● **GIVEN PROBLEM**:
Wherever the word "syllabus" appears in a line, copy that line.

● **ENTRIES**:
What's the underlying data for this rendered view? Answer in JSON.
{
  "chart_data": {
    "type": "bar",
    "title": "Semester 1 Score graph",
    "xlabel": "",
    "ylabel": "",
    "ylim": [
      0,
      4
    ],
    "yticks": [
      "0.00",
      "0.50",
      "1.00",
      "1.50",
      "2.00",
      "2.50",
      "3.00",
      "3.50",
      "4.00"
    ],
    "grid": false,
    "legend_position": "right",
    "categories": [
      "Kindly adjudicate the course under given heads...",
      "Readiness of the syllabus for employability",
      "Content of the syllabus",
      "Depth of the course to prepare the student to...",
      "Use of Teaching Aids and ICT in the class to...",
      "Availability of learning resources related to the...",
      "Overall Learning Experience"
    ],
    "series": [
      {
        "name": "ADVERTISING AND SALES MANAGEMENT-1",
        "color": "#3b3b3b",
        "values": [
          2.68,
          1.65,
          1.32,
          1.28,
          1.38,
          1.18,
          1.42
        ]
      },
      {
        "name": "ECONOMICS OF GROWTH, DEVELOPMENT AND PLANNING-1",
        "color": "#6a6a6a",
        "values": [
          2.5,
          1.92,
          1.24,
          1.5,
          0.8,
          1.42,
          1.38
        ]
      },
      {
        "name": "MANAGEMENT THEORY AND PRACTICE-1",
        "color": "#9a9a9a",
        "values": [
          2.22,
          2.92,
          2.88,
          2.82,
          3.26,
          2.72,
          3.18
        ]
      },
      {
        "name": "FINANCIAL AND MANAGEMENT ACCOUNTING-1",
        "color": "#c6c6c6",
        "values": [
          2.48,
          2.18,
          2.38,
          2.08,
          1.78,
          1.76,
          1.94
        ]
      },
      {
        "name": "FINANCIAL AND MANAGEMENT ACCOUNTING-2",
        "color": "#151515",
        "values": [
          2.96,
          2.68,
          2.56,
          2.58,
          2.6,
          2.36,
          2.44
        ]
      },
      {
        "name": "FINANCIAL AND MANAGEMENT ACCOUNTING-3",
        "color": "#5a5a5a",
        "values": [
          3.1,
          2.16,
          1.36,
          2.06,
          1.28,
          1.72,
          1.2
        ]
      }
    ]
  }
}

● **EXERCISE SOLUTION**:
      "Readiness of the syllabus for employability",
      "Content of the syllabus",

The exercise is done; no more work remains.